┌────────

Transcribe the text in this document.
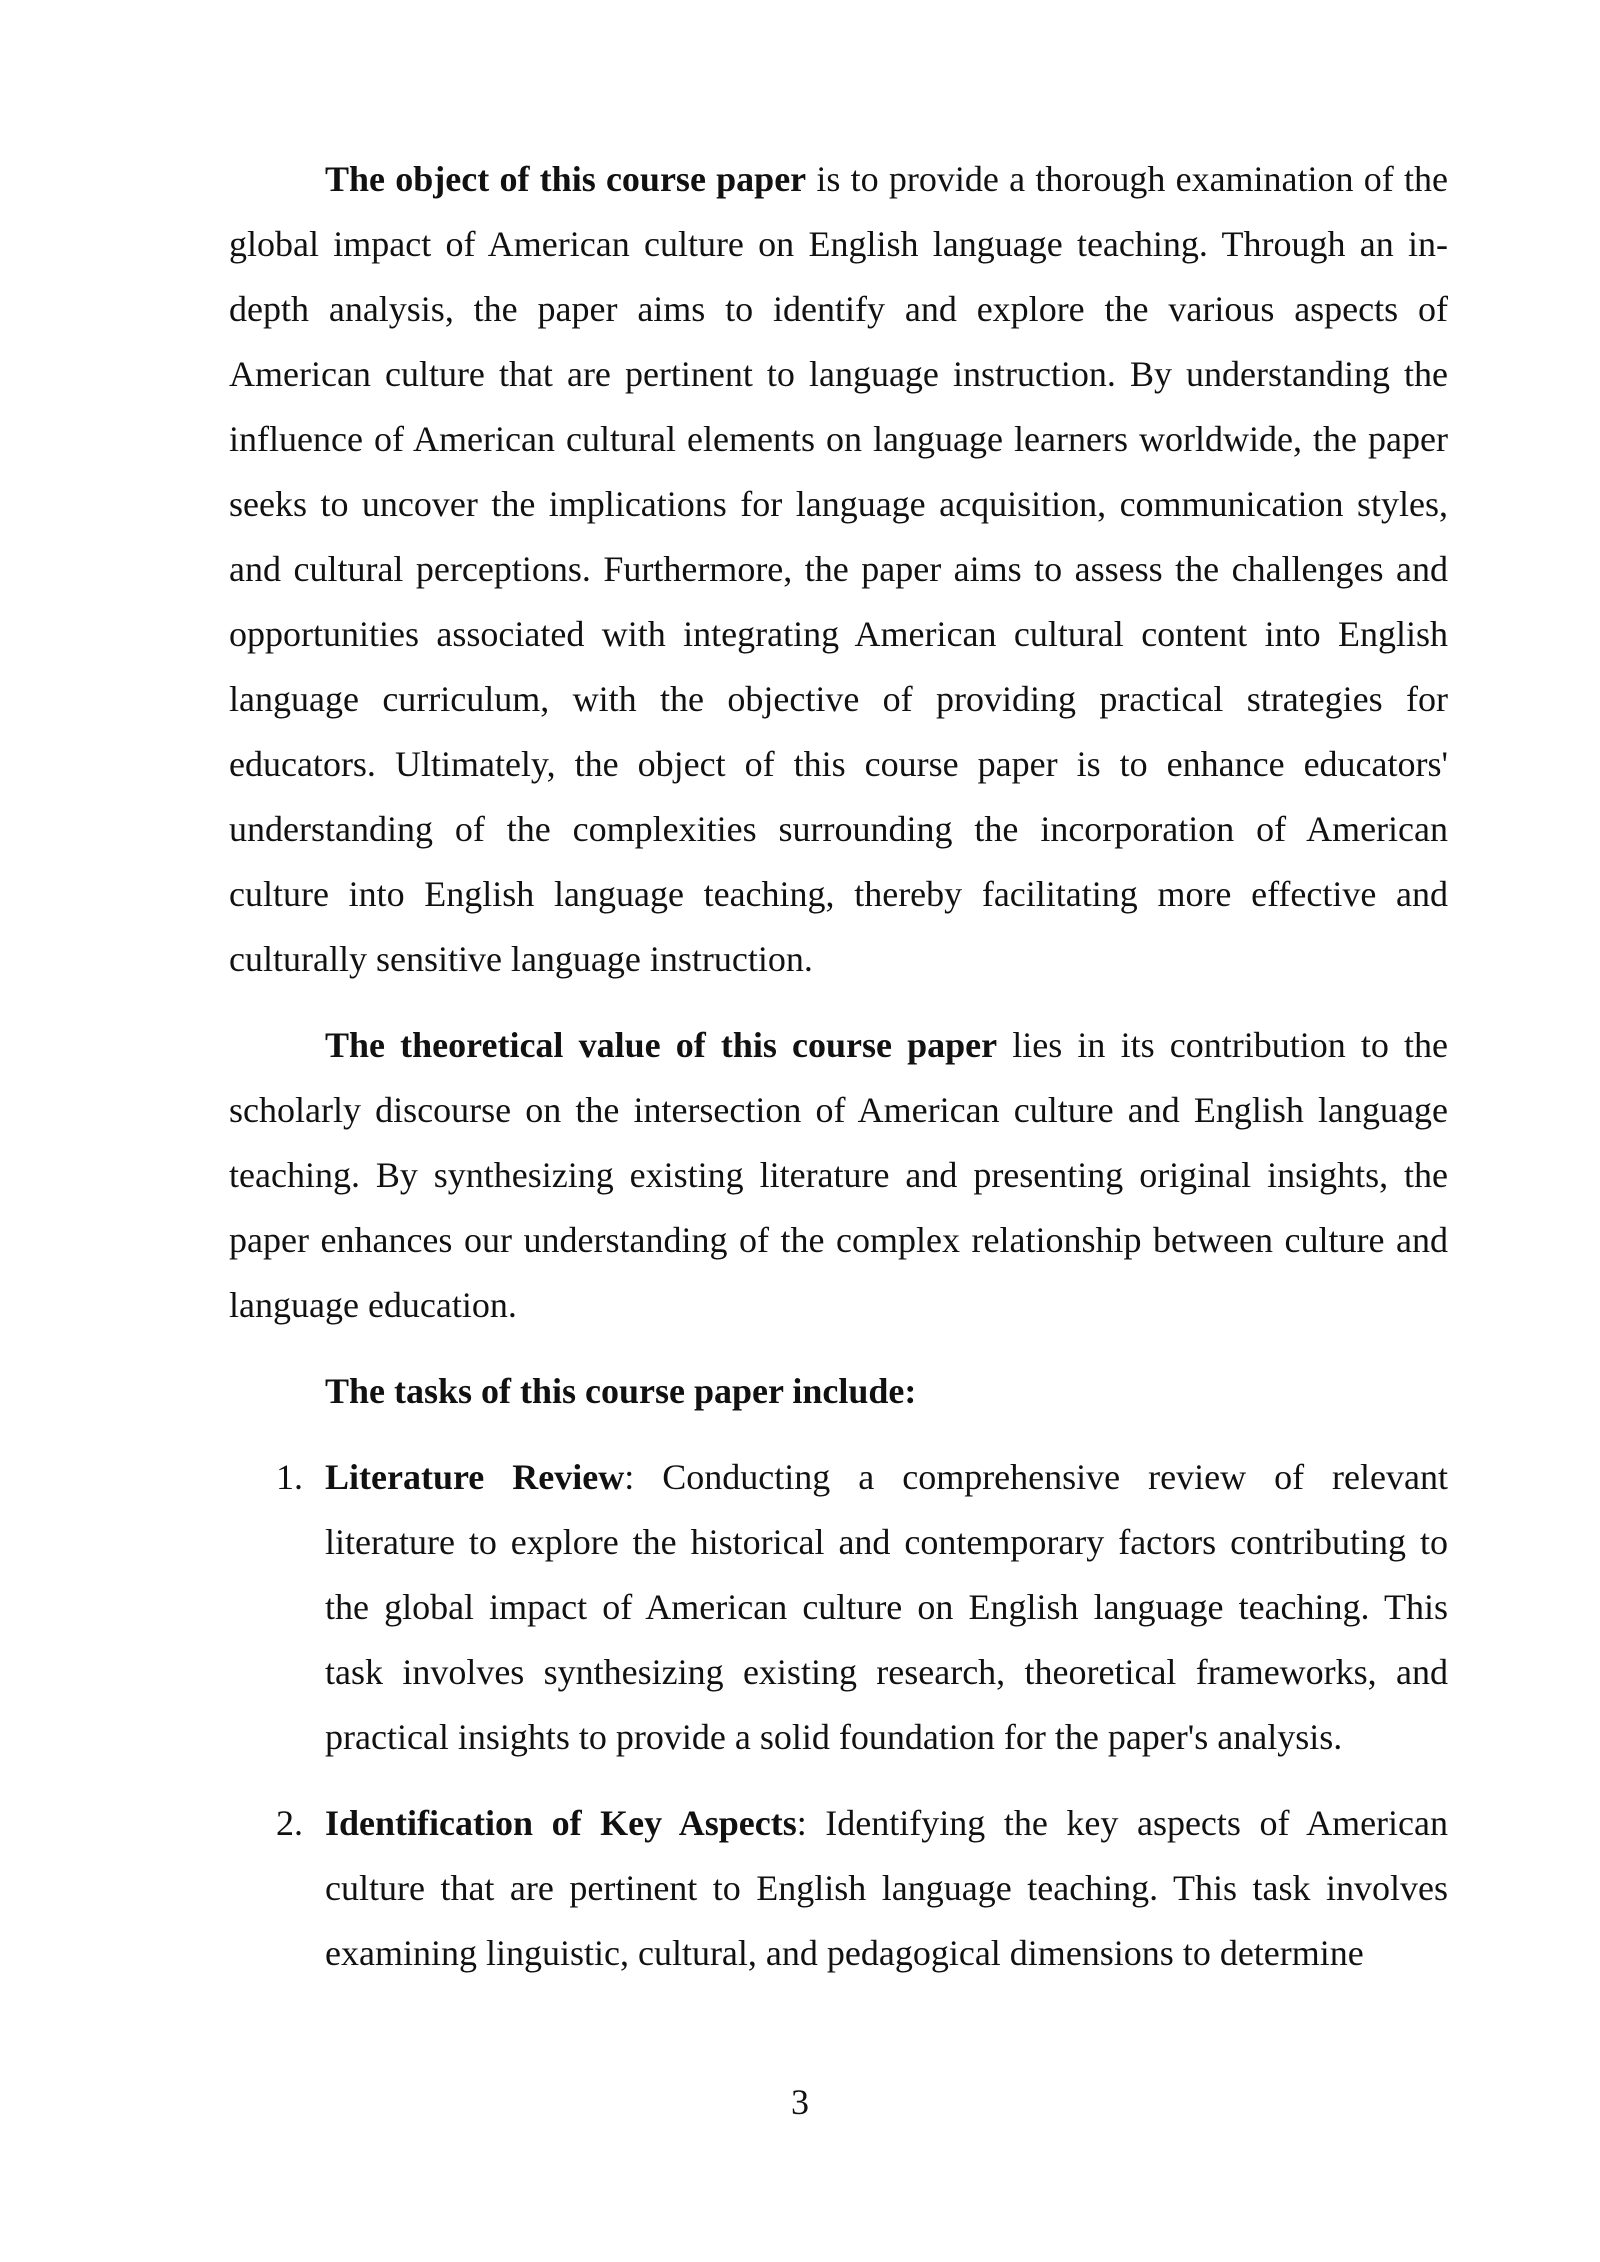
The object of this course paper is to provide a thorough examination of the global impact of American culture on English language teaching. Through an in-depth analysis, the paper aims to identify and explore the various aspects of American culture that are pertinent to language instruction. By understanding the influence of American cultural elements on language learners worldwide, the paper seeks to uncover the implications for language acquisition, communication styles, and cultural perceptions. Furthermore, the paper aims to assess the challenges and opportunities associated with integrating American cultural content into English language curriculum, with the objective of providing practical strategies for educators. Ultimately, the object of this course paper is to enhance educators' understanding of the complexities surrounding the incorporation of American culture into English language teaching, thereby facilitating more effective and culturally sensitive language instruction.

The theoretical value of this course paper lies in its contribution to the scholarly discourse on the intersection of American culture and English language teaching. By synthesizing existing literature and presenting original insights, the paper enhances our understanding of the complex relationship between culture and language education.

The tasks of this course paper include:

1. Literature Review: Conducting a comprehensive review of relevant literature to explore the historical and contemporary factors contributing to the global impact of American culture on English language teaching. This task involves synthesizing existing research, theoretical frameworks, and practical insights to provide a solid foundation for the paper's analysis.
2. Identification of Key Aspects: Identifying the key aspects of American culture that are pertinent to English language teaching. This task involves examining linguistic, cultural, and pedagogical dimensions to determine
3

└────────

§ Direction: Copy out each line in the listing that has the word "existing".

§ Solution below:
The theoretical value of this course paper lies in its contribution to the scholarly discourse on the intersection of American culture and English language teaching. By synthesizing existing literature and presenting original insights, the paper enhances our understanding of the complex relationship between culture and language education.
1. Literature Review: Conducting a comprehensive review of relevant literature to explore the historical and contemporary factors contributing to the global impact of American culture on English language teaching. This task involves synthesizing existing research, theoretical frameworks, and practical insights to provide a solid foundation for the paper's analysis.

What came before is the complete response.